- _Instruction_:
Collect each line of the records containing the string "Money".

- _Records shown_:

•••

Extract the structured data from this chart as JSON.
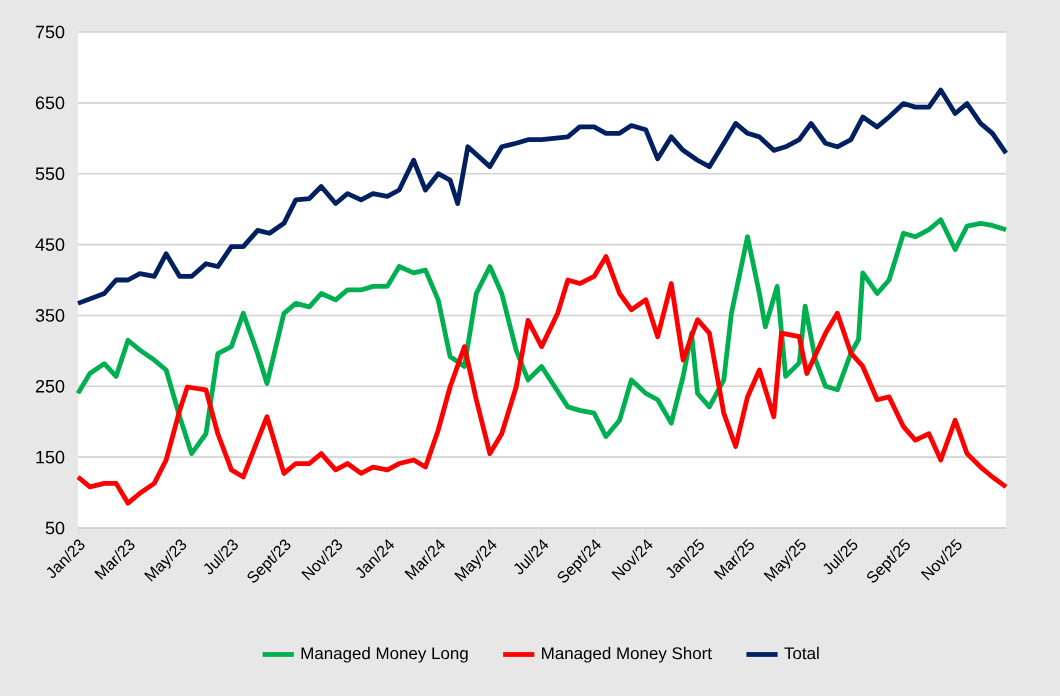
{
  "chart_data": {
    "type": "line",
    "legend": "bottom",
    "grid": "y",
    "line_style": "solid",
    "xlim": [
      "2023-01-01",
      "2025-12-31"
    ],
    "xticks": [
      {
        "value": "2023-01-01",
        "label": "Jan/23"
      },
      {
        "value": "2023-03-01",
        "label": "Mar/23"
      },
      {
        "value": "2023-05-01",
        "label": "May/23"
      },
      {
        "value": "2023-07-01",
        "label": "Jul/23"
      },
      {
        "value": "2023-09-01",
        "label": "Sept/23"
      },
      {
        "value": "2023-11-01",
        "label": "Nov/23"
      },
      {
        "value": "2024-01-01",
        "label": "Jan/24"
      },
      {
        "value": "2024-03-01",
        "label": "Mar/24"
      },
      {
        "value": "2024-05-01",
        "label": "May/24"
      },
      {
        "value": "2024-07-01",
        "label": "Jul/24"
      },
      {
        "value": "2024-09-01",
        "label": "Sept/24"
      },
      {
        "value": "2024-11-01",
        "label": "Nov/24"
      },
      {
        "value": "2025-01-01",
        "label": "Jan/25"
      },
      {
        "value": "2025-03-01",
        "label": "Mar/25"
      },
      {
        "value": "2025-05-01",
        "label": "May/25"
      },
      {
        "value": "2025-07-01",
        "label": "Jul/25"
      },
      {
        "value": "2025-09-01",
        "label": "Sept/25"
      },
      {
        "value": "2025-11-01",
        "label": "Nov/25"
      }
    ],
    "ylim": [
      50,
      750
    ],
    "yticks": [
      50,
      150,
      250,
      350,
      450,
      550,
      650,
      750
    ],
    "series": [
      {
        "name": "Managed Money Long",
        "color": "#00b050",
        "x": [
          "2023-01-01",
          "2023-01-15",
          "2023-02-01",
          "2023-02-15",
          "2023-03-01",
          "2023-03-15",
          "2023-04-01",
          "2023-04-15",
          "2023-05-01",
          "2023-05-15",
          "2023-06-01",
          "2023-06-15",
          "2023-07-01",
          "2023-07-15",
          "2023-08-01",
          "2023-08-12",
          "2023-09-01",
          "2023-09-15",
          "2023-10-01",
          "2023-10-15",
          "2023-11-01",
          "2023-11-15",
          "2023-12-01",
          "2023-12-15",
          "2024-01-01",
          "2024-01-15",
          "2024-02-01",
          "2024-02-15",
          "2024-03-01",
          "2024-03-15",
          "2024-04-01",
          "2024-04-15",
          "2024-05-01",
          "2024-05-15",
          "2024-06-01",
          "2024-06-15",
          "2024-07-01",
          "2024-08-01",
          "2024-08-15",
          "2024-09-01",
          "2024-09-15",
          "2024-10-01",
          "2024-10-15",
          "2024-11-01",
          "2024-11-15",
          "2024-12-01",
          "2024-12-15",
          "2024-12-25",
          "2025-01-01",
          "2025-01-15",
          "2025-02-01",
          "2025-02-10",
          "2025-02-20",
          "2025-03-01",
          "2025-03-15",
          "2025-03-22",
          "2025-04-05",
          "2025-04-15",
          "2025-05-01",
          "2025-05-08",
          "2025-05-20",
          "2025-06-01",
          "2025-06-15",
          "2025-07-01",
          "2025-07-10",
          "2025-07-15",
          "2025-08-01",
          "2025-08-15",
          "2025-09-01",
          "2025-09-15",
          "2025-10-01",
          "2025-10-15",
          "2025-11-01",
          "2025-11-15",
          "2025-12-01",
          "2025-12-15",
          "2025-12-31"
        ],
        "values": [
          240,
          268,
          282,
          264,
          315,
          301,
          287,
          273,
          207,
          155,
          183,
          296,
          306,
          353,
          296,
          254,
          353,
          367,
          362,
          381,
          372,
          386,
          386,
          391,
          391,
          419,
          410,
          414,
          372,
          292,
          278,
          381,
          419,
          381,
          301,
          259,
          278,
          221,
          216,
          212,
          179,
          202,
          259,
          240,
          231,
          198,
          264,
          325,
          240,
          221,
          259,
          353,
          410,
          461,
          381,
          334,
          391,
          264,
          283,
          363,
          288,
          250,
          245,
          297,
          316,
          410,
          381,
          400,
          466,
          461,
          471,
          485,
          443,
          476,
          480,
          477,
          471
        ]
      },
      {
        "name": "Managed Money Short",
        "color": "#ff0000",
        "x": [
          "2023-01-01",
          "2023-01-15",
          "2023-02-01",
          "2023-02-15",
          "2023-03-01",
          "2023-03-15",
          "2023-04-01",
          "2023-04-15",
          "2023-05-01",
          "2023-05-10",
          "2023-06-01",
          "2023-06-15",
          "2023-07-01",
          "2023-07-15",
          "2023-08-01",
          "2023-08-12",
          "2023-09-01",
          "2023-09-15",
          "2023-10-01",
          "2023-10-15",
          "2023-11-01",
          "2023-11-15",
          "2023-12-01",
          "2023-12-15",
          "2024-01-01",
          "2024-01-15",
          "2024-02-01",
          "2024-02-15",
          "2024-03-01",
          "2024-03-15",
          "2024-04-01",
          "2024-04-15",
          "2024-05-01",
          "2024-05-15",
          "2024-06-01",
          "2024-06-15",
          "2024-07-01",
          "2024-07-20",
          "2024-08-01",
          "2024-08-15",
          "2024-09-01",
          "2024-09-15",
          "2024-10-01",
          "2024-10-15",
          "2024-11-01",
          "2024-11-15",
          "2024-12-01",
          "2024-12-15",
          "2025-01-01",
          "2025-01-15",
          "2025-02-01",
          "2025-02-15",
          "2025-03-01",
          "2025-03-15",
          "2025-04-01",
          "2025-04-10",
          "2025-05-01",
          "2025-05-10",
          "2025-06-01",
          "2025-06-15",
          "2025-07-01",
          "2025-07-15",
          "2025-08-01",
          "2025-08-15",
          "2025-09-01",
          "2025-09-15",
          "2025-10-01",
          "2025-10-15",
          "2025-11-01",
          "2025-11-15",
          "2025-12-01",
          "2025-12-15",
          "2025-12-31"
        ],
        "values": [
          122,
          108,
          113,
          113,
          85,
          99,
          113,
          146,
          216,
          249,
          245,
          183,
          132,
          122,
          174,
          207,
          127,
          141,
          141,
          155,
          132,
          141,
          127,
          136,
          132,
          141,
          146,
          136,
          188,
          249,
          306,
          231,
          155,
          183,
          249,
          343,
          306,
          353,
          400,
          395,
          405,
          433,
          381,
          358,
          372,
          320,
          395,
          287,
          344,
          325,
          212,
          165,
          235,
          273,
          207,
          325,
          320,
          268,
          325,
          353,
          297,
          278,
          231,
          235,
          193,
          174,
          183,
          146,
          202,
          155,
          136,
          122,
          108
        ]
      },
      {
        "name": "Total",
        "color": "#002060",
        "x": [
          "2023-01-01",
          "2023-02-01",
          "2023-02-15",
          "2023-03-01",
          "2023-03-15",
          "2023-04-01",
          "2023-04-15",
          "2023-05-01",
          "2023-05-15",
          "2023-06-01",
          "2023-06-15",
          "2023-07-01",
          "2023-07-15",
          "2023-08-01",
          "2023-08-15",
          "2023-09-01",
          "2023-09-15",
          "2023-10-01",
          "2023-10-15",
          "2023-11-01",
          "2023-11-15",
          "2023-12-01",
          "2023-12-15",
          "2024-01-01",
          "2024-01-15",
          "2024-02-01",
          "2024-02-15",
          "2024-03-01",
          "2024-03-15",
          "2024-03-24",
          "2024-04-05",
          "2024-05-01",
          "2024-05-15",
          "2024-06-01",
          "2024-06-15",
          "2024-07-01",
          "2024-08-01",
          "2024-08-15",
          "2024-09-01",
          "2024-09-15",
          "2024-10-01",
          "2024-10-15",
          "2024-11-01",
          "2024-11-15",
          "2024-12-01",
          "2024-12-15",
          "2025-01-01",
          "2025-01-15",
          "2025-02-01",
          "2025-02-15",
          "2025-03-01",
          "2025-03-15",
          "2025-04-01",
          "2025-04-15",
          "2025-05-01",
          "2025-05-15",
          "2025-06-01",
          "2025-06-15",
          "2025-07-01",
          "2025-07-15",
          "2025-08-01",
          "2025-08-15",
          "2025-09-01",
          "2025-09-15",
          "2025-10-01",
          "2025-10-15",
          "2025-11-01",
          "2025-11-15",
          "2025-12-01",
          "2025-12-15",
          "2025-12-31"
        ],
        "values": [
          367,
          381,
          400,
          400,
          409,
          405,
          437,
          405,
          405,
          423,
          419,
          447,
          447,
          470,
          466,
          480,
          513,
          515,
          532,
          508,
          522,
          513,
          522,
          518,
          527,
          569,
          527,
          550,
          541,
          508,
          588,
          560,
          588,
          593,
          598,
          598,
          602,
          616,
          616,
          607,
          607,
          618,
          612,
          571,
          602,
          583,
          569,
          560,
          593,
          621,
          607,
          602,
          583,
          588,
          598,
          621,
          593,
          588,
          598,
          630,
          616,
          630,
          649,
          644,
          644,
          668,
          635,
          649,
          621,
          607,
          579
        ]
      }
    ]
  }
}
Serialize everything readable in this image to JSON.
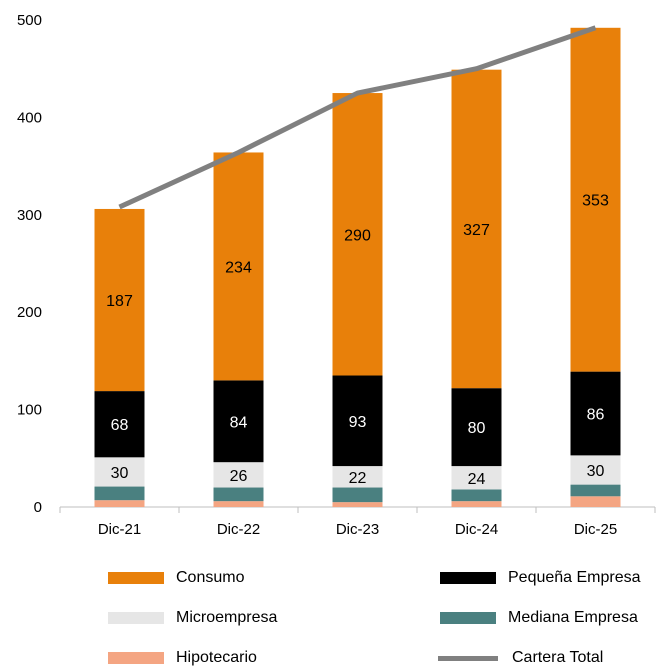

•••

- _Correct output_:
        "name": "Managed Money Long",
        "name": "Managed Money Short",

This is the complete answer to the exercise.